- Task description -
How many of the lines below contain the string "axis"? Give only the number.
══ Provided material ══
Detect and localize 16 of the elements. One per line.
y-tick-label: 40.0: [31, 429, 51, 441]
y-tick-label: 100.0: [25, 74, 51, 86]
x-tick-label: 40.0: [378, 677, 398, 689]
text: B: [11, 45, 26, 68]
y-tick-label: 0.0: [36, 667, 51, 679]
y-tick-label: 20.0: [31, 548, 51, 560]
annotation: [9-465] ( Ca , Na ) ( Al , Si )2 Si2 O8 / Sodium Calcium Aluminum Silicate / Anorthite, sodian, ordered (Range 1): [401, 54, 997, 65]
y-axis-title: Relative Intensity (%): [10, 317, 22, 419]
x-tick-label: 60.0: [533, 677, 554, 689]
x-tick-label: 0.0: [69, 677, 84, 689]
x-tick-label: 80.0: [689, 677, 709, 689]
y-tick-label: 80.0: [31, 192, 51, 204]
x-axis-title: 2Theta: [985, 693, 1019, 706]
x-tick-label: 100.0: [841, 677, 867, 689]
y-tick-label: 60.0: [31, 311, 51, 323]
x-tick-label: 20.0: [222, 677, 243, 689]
═══
- Solution to the exercise -
2